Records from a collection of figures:
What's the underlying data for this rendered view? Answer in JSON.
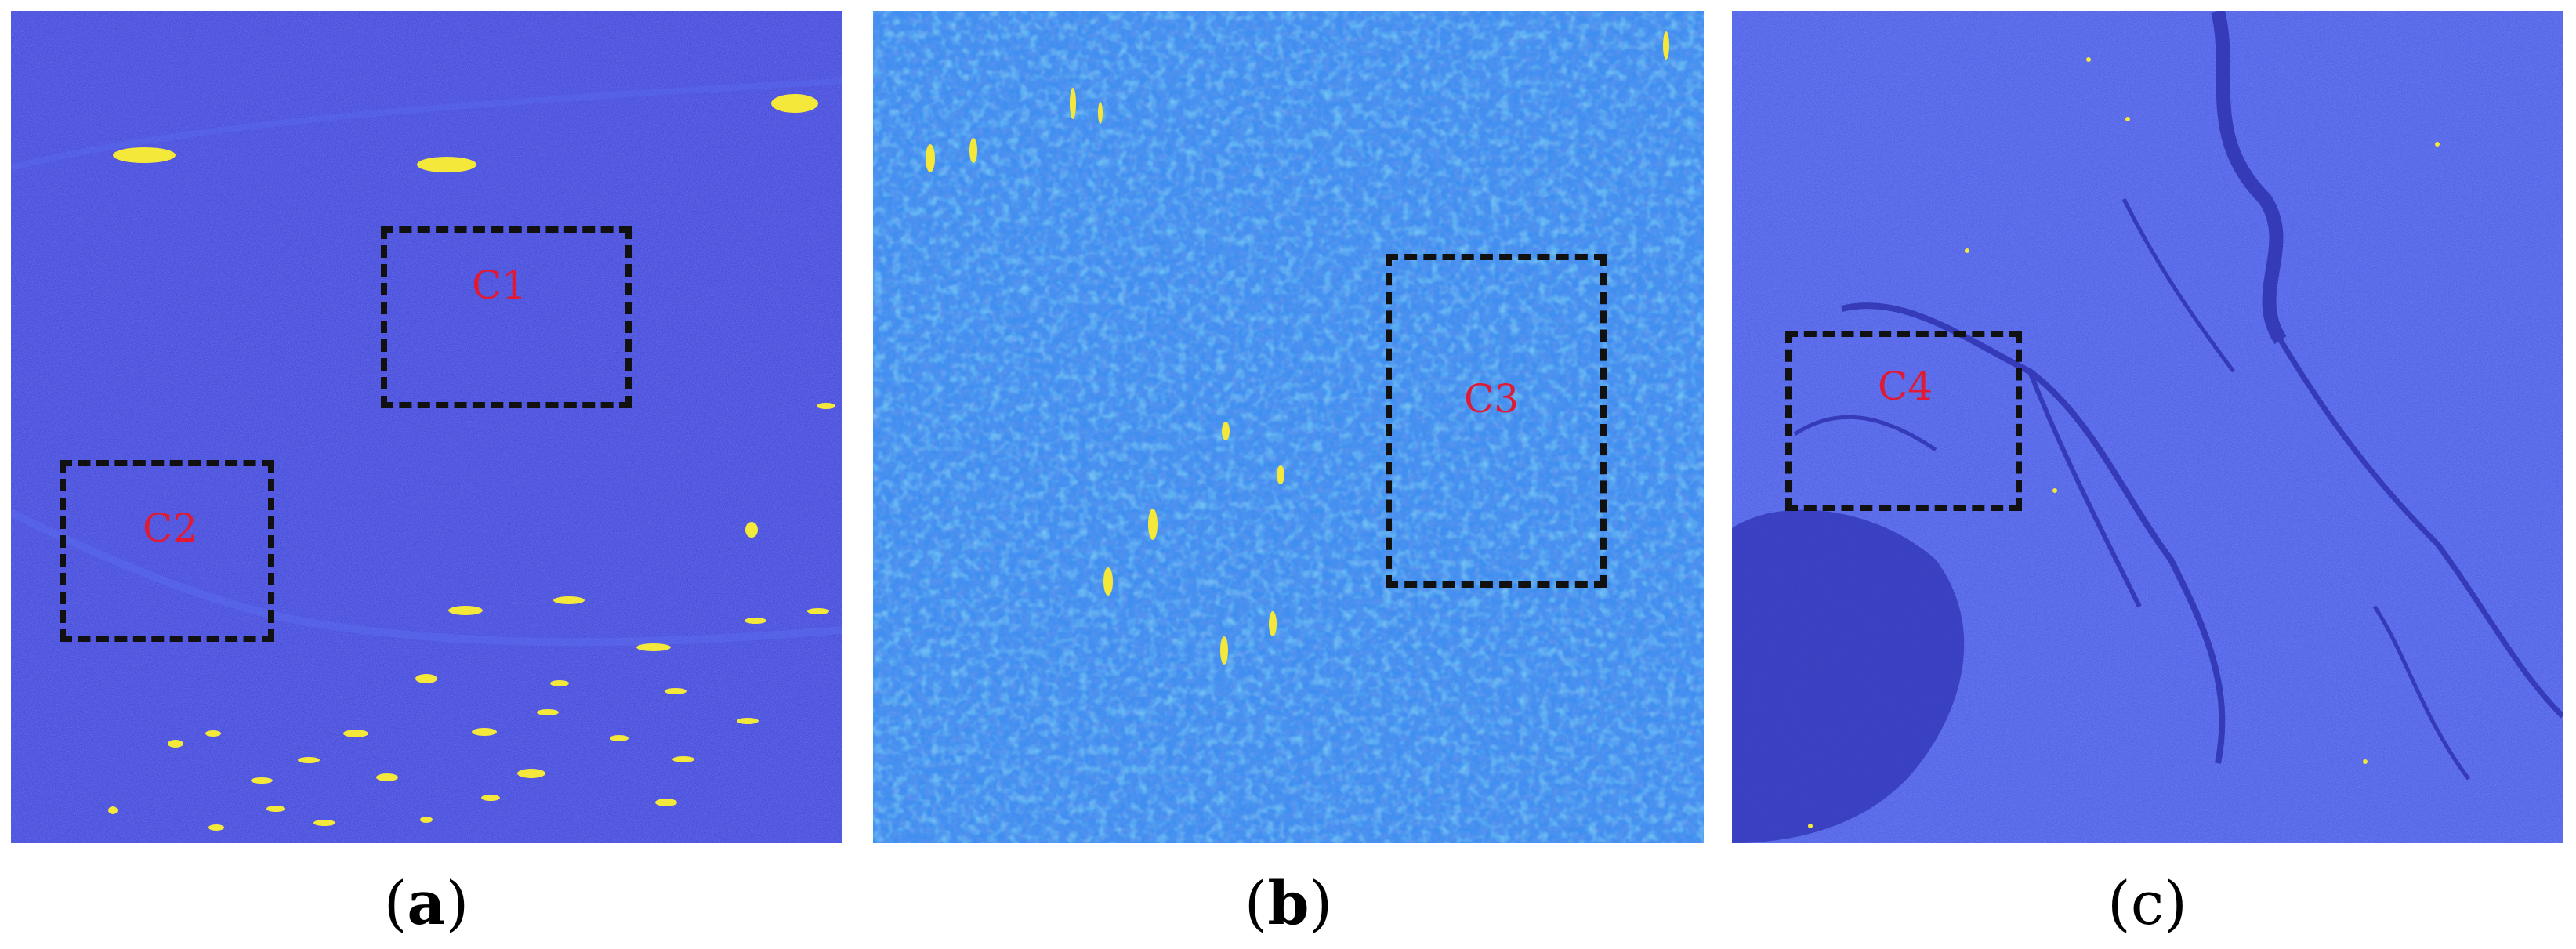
{
  "panels": [
    {
      "caption_open": "(",
      "caption_letter": "a",
      "caption_close": ")",
      "regions": [
        {
          "label": "C1"
        },
        {
          "label": "C2"
        }
      ]
    },
    {
      "caption_open": "(",
      "caption_letter": "b",
      "caption_close": ")",
      "regions": [
        {
          "label": "C3"
        }
      ]
    },
    {
      "caption_open": "(",
      "caption_letter": "c",
      "caption_close": ")",
      "regions": [
        {
          "label": "C4"
        }
      ]
    }
  ],
  "colors": {
    "panel_a_background": "#3b3fd6",
    "panel_b_background": "#3f8ff0",
    "panel_c_background": "#4a5ae6",
    "target_highlight": "#f4e83a",
    "box_border": "#111111",
    "region_label": "#e01a34"
  }
}
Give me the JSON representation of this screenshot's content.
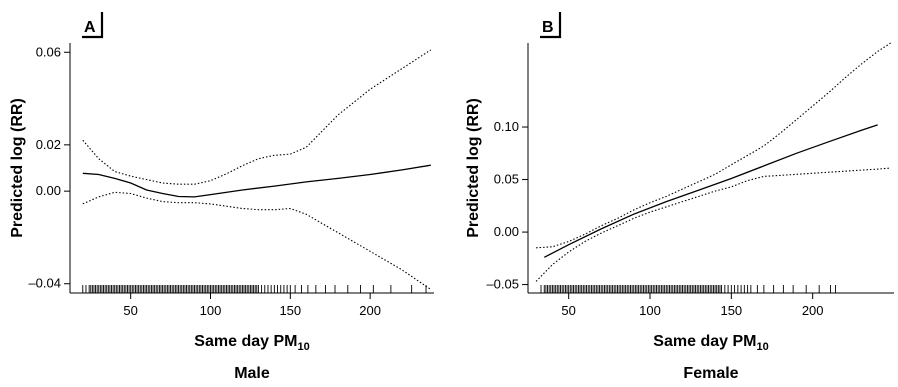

### Task brief
Exact duplication of all the records is required; pictures are omitted from the copy.

### Response to this task
What's the underlying data for this rendered view? Answer in JSON.
{
  "panels": [
    {
      "caption_open": "(",
      "caption_letter": "a",
      "caption_close": ")",
      "regions": [
        {
          "label": "C1"
        },
        {
          "label": "C2"
        }
      ]
    },
    {
      "caption_open": "(",
      "caption_letter": "b",
      "caption_close": ")",
      "regions": [
        {
          "label": "C3"
        }
      ]
    },
    {
      "caption_open": "(",
      "caption_letter": "c",
      "caption_close": ")",
      "regions": [
        {
          "label": "C4"
        }
      ]
    }
  ],
  "colors": {
    "panel_a_background": "#3b3fd6",
    "panel_b_background": "#3f8ff0",
    "panel_c_background": "#4a5ae6",
    "target_highlight": "#f4e83a",
    "box_border": "#111111",
    "region_label": "#e01a34"
  }
}
Give me the JSON representation of this screenshot's content.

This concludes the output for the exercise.